• **Data records**:
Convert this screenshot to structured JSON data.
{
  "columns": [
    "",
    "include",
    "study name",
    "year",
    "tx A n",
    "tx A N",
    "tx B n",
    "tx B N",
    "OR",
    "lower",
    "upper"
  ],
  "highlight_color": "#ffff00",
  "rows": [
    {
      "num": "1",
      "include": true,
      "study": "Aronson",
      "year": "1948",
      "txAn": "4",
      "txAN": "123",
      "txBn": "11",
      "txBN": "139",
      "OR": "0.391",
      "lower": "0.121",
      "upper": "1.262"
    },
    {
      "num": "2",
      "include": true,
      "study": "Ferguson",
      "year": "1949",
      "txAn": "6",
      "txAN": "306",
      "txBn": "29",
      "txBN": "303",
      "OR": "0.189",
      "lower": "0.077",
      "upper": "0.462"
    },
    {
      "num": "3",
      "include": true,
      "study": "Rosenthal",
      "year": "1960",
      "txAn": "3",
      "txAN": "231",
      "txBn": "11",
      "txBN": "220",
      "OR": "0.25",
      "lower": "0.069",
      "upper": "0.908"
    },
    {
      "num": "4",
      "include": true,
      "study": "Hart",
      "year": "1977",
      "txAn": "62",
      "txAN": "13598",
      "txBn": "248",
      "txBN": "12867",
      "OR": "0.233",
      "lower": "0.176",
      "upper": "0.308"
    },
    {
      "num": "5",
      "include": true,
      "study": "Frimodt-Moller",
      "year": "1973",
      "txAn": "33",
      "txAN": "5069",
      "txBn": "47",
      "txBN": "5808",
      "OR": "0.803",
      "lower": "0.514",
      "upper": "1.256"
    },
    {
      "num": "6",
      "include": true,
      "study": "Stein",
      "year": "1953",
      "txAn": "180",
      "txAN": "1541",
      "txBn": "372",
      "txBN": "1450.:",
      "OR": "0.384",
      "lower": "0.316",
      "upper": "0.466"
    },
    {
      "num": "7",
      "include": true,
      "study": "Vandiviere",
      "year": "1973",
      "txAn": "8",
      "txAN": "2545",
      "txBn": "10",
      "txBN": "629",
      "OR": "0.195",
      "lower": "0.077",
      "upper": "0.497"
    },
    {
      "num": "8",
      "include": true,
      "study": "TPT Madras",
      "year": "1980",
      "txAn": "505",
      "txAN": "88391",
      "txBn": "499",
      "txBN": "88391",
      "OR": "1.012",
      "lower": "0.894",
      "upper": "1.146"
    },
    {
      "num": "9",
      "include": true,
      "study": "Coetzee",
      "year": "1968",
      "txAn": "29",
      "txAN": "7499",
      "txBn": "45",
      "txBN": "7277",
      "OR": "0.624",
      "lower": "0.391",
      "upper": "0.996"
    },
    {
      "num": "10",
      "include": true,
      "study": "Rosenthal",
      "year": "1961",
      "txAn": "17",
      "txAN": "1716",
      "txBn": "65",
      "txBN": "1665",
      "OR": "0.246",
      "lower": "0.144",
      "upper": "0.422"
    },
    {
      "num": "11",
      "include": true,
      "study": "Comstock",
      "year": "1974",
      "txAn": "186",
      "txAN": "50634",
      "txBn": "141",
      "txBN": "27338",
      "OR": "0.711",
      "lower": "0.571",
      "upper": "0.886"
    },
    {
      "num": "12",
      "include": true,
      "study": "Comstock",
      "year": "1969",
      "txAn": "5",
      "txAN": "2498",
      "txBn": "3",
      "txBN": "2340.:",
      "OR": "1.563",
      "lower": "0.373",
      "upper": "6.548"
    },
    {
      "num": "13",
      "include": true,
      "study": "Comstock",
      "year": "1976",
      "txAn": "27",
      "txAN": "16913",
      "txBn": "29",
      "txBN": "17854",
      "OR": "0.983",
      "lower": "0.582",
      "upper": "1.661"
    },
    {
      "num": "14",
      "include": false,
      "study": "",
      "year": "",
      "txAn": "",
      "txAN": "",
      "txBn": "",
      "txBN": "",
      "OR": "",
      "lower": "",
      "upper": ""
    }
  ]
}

• **SET TASK**:
Please reproduce each record precisely as written.

• **SOLUTION TO THIS TASK**:
Convert this screenshot to structured JSON data.
{
  "columns": [
    "",
    "include",
    "study name",
    "year",
    "tx A n",
    "tx A N",
    "tx B n",
    "tx B N",
    "OR",
    "lower",
    "upper"
  ],
  "highlight_color": "#ffff00",
  "rows": [
    {
      "num": "1",
      "include": true,
      "study": "Aronson",
      "year": "1948",
      "txAn": "4",
      "txAN": "123",
      "txBn": "11",
      "txBN": "139",
      "OR": "0.391",
      "lower": "0.121",
      "upper": "1.262"
    },
    {
      "num": "2",
      "include": true,
      "study": "Ferguson",
      "year": "1949",
      "txAn": "6",
      "txAN": "306",
      "txBn": "29",
      "txBN": "303",
      "OR": "0.189",
      "lower": "0.077",
      "upper": "0.462"
    },
    {
      "num": "3",
      "include": true,
      "study": "Rosenthal",
      "year": "1960",
      "txAn": "3",
      "txAN": "231",
      "txBn": "11",
      "txBN": "220",
      "OR": "0.25",
      "lower": "0.069",
      "upper": "0.908"
    },
    {
      "num": "4",
      "include": true,
      "study": "Hart",
      "year": "1977",
      "txAn": "62",
      "txAN": "13598",
      "txBn": "248",
      "txBN": "12867",
      "OR": "0.233",
      "lower": "0.176",
      "upper": "0.308"
    },
    {
      "num": "5",
      "include": true,
      "study": "Frimodt-Moller",
      "year": "1973",
      "txAn": "33",
      "txAN": "5069",
      "txBn": "47",
      "txBN": "5808",
      "OR": "0.803",
      "lower": "0.514",
      "upper": "1.256"
    },
    {
      "num": "6",
      "include": true,
      "study": "Stein",
      "year": "1953",
      "txAn": "180",
      "txAN": "1541",
      "txBn": "372",
      "txBN": "1450.:",
      "OR": "0.384",
      "lower": "0.316",
      "upper": "0.466"
    },
    {
      "num": "7",
      "include": true,
      "study": "Vandiviere",
      "year": "1973",
      "txAn": "8",
      "txAN": "2545",
      "txBn": "10",
      "txBN": "629",
      "OR": "0.195",
      "lower": "0.077",
      "upper": "0.497"
    },
    {
      "num": "8",
      "include": true,
      "study": "TPT Madras",
      "year": "1980",
      "txAn": "505",
      "txAN": "88391",
      "txBn": "499",
      "txBN": "88391",
      "OR": "1.012",
      "lower": "0.894",
      "upper": "1.146"
    },
    {
      "num": "9",
      "include": true,
      "study": "Coetzee",
      "year": "1968",
      "txAn": "29",
      "txAN": "7499",
      "txBn": "45",
      "txBN": "7277",
      "OR": "0.624",
      "lower": "0.391",
      "upper": "0.996"
    },
    {
      "num": "10",
      "include": true,
      "study": "Rosenthal",
      "year": "1961",
      "txAn": "17",
      "txAN": "1716",
      "txBn": "65",
      "txBN": "1665",
      "OR": "0.246",
      "lower": "0.144",
      "upper": "0.422"
    },
    {
      "num": "11",
      "include": true,
      "study": "Comstock",
      "year": "1974",
      "txAn": "186",
      "txAN": "50634",
      "txBn": "141",
      "txBN": "27338",
      "OR": "0.711",
      "lower": "0.571",
      "upper": "0.886"
    },
    {
      "num": "12",
      "include": true,
      "study": "Comstock",
      "year": "1969",
      "txAn": "5",
      "txAN": "2498",
      "txBn": "3",
      "txBN": "2340.:",
      "OR": "1.563",
      "lower": "0.373",
      "upper": "6.548"
    },
    {
      "num": "13",
      "include": true,
      "study": "Comstock",
      "year": "1976",
      "txAn": "27",
      "txAN": "16913",
      "txBn": "29",
      "txBN": "17854",
      "OR": "0.983",
      "lower": "0.582",
      "upper": "1.661"
    },
    {
      "num": "14",
      "include": false,
      "study": "",
      "year": "",
      "txAn": "",
      "txAN": "",
      "txBn": "",
      "txBN": "",
      "OR": "",
      "lower": "",
      "upper": ""
    }
  ]
}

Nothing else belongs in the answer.